Source records:
_ _ _ _

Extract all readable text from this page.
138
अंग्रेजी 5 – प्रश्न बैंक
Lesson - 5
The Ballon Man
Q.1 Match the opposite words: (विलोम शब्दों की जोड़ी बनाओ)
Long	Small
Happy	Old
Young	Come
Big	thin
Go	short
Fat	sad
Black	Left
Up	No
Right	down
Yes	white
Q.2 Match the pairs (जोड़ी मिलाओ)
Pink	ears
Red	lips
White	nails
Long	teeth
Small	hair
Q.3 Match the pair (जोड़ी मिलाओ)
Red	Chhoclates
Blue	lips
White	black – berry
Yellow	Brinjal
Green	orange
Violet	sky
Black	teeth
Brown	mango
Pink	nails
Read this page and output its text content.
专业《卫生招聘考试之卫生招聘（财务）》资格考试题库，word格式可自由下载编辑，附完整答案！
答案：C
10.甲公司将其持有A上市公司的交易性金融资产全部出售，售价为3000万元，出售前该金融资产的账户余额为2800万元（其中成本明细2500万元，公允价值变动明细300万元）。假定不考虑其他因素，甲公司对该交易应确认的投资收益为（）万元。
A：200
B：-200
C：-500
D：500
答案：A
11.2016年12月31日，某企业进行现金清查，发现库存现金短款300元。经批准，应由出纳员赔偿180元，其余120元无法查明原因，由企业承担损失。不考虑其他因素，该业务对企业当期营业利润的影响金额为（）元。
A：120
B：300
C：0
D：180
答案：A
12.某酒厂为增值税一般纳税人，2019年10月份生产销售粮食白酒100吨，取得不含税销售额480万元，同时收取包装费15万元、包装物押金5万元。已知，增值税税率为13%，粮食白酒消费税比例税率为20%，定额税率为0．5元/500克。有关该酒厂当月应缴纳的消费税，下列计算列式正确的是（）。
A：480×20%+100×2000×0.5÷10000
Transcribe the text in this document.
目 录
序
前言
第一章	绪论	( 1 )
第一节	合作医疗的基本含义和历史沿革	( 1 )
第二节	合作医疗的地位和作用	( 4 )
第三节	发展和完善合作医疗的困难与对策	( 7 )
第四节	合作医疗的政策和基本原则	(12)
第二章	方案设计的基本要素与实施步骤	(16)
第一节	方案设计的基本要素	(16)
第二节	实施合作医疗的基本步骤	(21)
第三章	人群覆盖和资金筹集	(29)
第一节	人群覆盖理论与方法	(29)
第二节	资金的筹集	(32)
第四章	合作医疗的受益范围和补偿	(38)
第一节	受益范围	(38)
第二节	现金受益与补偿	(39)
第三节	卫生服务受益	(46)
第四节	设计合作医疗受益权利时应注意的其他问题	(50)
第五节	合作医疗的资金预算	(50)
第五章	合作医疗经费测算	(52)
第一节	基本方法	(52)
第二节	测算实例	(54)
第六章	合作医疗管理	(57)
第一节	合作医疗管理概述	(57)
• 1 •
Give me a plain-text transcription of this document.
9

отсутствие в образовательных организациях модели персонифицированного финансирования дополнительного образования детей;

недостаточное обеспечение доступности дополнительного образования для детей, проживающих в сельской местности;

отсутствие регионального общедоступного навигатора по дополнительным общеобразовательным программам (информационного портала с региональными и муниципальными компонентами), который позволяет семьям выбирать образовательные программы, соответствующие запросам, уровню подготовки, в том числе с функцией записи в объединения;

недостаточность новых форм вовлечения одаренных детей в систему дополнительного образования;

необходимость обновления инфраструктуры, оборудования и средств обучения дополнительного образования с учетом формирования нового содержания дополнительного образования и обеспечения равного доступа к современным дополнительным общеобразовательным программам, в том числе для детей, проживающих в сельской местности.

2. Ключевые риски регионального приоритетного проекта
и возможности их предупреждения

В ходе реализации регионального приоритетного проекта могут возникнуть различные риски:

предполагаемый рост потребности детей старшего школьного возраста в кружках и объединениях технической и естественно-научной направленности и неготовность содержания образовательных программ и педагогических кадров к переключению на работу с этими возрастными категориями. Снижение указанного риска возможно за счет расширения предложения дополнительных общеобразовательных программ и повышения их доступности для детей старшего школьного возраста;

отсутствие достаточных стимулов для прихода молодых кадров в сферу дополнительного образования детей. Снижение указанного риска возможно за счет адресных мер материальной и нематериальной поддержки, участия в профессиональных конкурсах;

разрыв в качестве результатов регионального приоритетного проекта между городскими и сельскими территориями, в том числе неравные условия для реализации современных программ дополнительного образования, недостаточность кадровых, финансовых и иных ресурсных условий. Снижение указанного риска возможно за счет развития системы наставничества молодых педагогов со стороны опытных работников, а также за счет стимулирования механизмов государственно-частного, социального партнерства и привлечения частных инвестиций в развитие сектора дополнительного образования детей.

_ _ _ _

Required work :: Which lines contain "сельской"? Show each of them.

Answer ::
недостаточное обеспечение доступности дополнительного образования для детей, проживающих в сельской местности;
необходимость обновления инфраструктуры, оборудования и средств обучения дополнительного образования с учетом формирования нового содержания дополнительного образования и обеспечения равного доступа к современным дополнительным общеобразовательным программам, в том числе для детей, проживающих в сельской местности.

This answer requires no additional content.